(Saved entries)
----------------------------------------

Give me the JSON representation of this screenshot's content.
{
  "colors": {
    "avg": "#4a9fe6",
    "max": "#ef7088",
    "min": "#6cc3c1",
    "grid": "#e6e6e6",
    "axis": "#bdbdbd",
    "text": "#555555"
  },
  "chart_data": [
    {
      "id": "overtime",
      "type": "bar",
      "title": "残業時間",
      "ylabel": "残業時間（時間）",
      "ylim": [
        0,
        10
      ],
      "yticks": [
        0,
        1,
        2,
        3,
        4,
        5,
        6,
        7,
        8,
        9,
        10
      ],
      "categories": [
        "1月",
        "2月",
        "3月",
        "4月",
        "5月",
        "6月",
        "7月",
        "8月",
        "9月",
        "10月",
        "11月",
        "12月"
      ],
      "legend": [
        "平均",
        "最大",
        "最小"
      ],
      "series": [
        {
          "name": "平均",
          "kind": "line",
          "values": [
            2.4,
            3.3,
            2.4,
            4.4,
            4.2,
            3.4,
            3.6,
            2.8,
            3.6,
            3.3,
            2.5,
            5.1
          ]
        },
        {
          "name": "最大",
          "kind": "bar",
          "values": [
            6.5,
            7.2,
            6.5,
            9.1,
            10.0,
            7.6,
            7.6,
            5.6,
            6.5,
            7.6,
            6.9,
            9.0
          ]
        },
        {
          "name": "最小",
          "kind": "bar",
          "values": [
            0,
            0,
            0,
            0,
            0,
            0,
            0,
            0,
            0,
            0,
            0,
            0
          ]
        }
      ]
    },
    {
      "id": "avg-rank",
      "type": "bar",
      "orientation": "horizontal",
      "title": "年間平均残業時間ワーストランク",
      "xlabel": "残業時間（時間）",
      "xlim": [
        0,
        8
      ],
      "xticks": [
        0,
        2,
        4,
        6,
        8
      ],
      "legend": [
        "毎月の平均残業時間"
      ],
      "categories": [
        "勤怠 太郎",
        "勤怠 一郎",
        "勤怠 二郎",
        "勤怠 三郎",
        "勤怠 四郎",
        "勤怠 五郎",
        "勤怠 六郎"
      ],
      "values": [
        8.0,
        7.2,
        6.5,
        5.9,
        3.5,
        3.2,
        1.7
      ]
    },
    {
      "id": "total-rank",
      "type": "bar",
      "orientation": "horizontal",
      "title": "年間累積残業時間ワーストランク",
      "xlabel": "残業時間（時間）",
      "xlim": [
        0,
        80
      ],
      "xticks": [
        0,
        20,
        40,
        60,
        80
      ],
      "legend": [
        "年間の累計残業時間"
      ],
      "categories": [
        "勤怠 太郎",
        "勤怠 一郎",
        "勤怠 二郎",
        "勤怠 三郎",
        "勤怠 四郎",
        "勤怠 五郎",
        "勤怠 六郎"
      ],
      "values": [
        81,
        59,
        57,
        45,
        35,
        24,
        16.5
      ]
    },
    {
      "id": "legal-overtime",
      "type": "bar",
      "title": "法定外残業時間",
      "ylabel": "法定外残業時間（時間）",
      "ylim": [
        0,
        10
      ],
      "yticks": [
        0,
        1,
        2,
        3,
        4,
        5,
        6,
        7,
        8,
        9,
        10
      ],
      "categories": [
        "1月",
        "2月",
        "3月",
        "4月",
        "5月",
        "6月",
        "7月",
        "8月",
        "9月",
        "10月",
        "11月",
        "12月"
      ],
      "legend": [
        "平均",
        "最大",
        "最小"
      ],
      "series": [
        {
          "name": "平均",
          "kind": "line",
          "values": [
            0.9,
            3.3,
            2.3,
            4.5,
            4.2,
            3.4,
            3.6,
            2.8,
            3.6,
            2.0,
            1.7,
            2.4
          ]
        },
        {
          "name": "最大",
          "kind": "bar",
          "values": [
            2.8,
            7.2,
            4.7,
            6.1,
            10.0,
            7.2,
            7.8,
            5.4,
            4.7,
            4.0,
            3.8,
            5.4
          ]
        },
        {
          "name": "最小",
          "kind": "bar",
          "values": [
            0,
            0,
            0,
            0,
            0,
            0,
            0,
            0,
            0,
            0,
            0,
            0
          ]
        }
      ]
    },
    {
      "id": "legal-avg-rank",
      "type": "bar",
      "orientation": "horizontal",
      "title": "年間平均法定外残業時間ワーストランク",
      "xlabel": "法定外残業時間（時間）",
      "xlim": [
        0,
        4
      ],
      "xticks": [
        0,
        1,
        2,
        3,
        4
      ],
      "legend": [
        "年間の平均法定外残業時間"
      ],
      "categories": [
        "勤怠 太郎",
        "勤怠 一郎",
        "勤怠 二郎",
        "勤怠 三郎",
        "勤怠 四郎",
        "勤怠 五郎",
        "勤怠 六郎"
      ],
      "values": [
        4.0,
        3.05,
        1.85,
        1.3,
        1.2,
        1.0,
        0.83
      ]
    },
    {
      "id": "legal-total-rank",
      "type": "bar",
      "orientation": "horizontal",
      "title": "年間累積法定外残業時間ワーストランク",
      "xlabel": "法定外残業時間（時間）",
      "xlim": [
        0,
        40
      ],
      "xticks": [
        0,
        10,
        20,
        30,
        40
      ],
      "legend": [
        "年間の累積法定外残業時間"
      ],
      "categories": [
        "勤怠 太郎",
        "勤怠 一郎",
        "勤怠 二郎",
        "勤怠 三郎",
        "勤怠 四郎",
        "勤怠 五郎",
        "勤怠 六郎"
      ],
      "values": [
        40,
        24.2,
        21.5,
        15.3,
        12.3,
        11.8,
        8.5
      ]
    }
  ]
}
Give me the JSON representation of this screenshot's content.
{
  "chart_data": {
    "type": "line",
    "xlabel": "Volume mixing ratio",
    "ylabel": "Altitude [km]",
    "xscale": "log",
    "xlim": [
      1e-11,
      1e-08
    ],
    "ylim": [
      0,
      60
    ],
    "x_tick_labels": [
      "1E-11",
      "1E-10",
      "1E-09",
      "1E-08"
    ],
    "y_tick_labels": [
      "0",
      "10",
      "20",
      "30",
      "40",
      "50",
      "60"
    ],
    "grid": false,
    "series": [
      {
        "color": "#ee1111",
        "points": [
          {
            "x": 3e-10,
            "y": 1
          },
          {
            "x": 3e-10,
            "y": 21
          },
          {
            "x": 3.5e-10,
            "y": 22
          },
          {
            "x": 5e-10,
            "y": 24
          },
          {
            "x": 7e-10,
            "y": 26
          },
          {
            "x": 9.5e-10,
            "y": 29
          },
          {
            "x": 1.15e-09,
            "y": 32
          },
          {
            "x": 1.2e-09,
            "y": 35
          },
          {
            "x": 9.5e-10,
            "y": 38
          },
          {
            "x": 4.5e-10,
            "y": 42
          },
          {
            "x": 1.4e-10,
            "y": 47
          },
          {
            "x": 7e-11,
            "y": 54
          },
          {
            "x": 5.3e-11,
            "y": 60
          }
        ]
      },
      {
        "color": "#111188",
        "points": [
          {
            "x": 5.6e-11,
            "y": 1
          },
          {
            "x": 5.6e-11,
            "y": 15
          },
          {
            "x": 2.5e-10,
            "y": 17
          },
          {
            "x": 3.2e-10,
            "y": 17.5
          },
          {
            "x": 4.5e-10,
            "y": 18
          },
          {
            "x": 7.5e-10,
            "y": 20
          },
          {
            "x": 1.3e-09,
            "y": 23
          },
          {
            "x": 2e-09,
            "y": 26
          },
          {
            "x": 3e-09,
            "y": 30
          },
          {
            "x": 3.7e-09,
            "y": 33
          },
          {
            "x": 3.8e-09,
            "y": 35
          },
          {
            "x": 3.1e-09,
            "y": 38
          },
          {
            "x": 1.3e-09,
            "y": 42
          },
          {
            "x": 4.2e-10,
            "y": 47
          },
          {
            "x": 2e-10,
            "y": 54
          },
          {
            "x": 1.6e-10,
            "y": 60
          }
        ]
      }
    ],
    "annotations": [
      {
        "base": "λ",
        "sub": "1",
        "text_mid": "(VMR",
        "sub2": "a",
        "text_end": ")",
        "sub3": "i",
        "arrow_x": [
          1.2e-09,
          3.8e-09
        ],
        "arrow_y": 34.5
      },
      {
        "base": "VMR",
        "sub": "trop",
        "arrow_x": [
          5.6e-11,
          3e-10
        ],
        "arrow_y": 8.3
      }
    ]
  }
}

----------------------------------------

* [Written task]:
Where a line holds "legal", copy that line.

* [Solution to the problem]:
      "id": "legal-overtime",
      "id": "legal-avg-rank",
      "id": "legal-total-rank",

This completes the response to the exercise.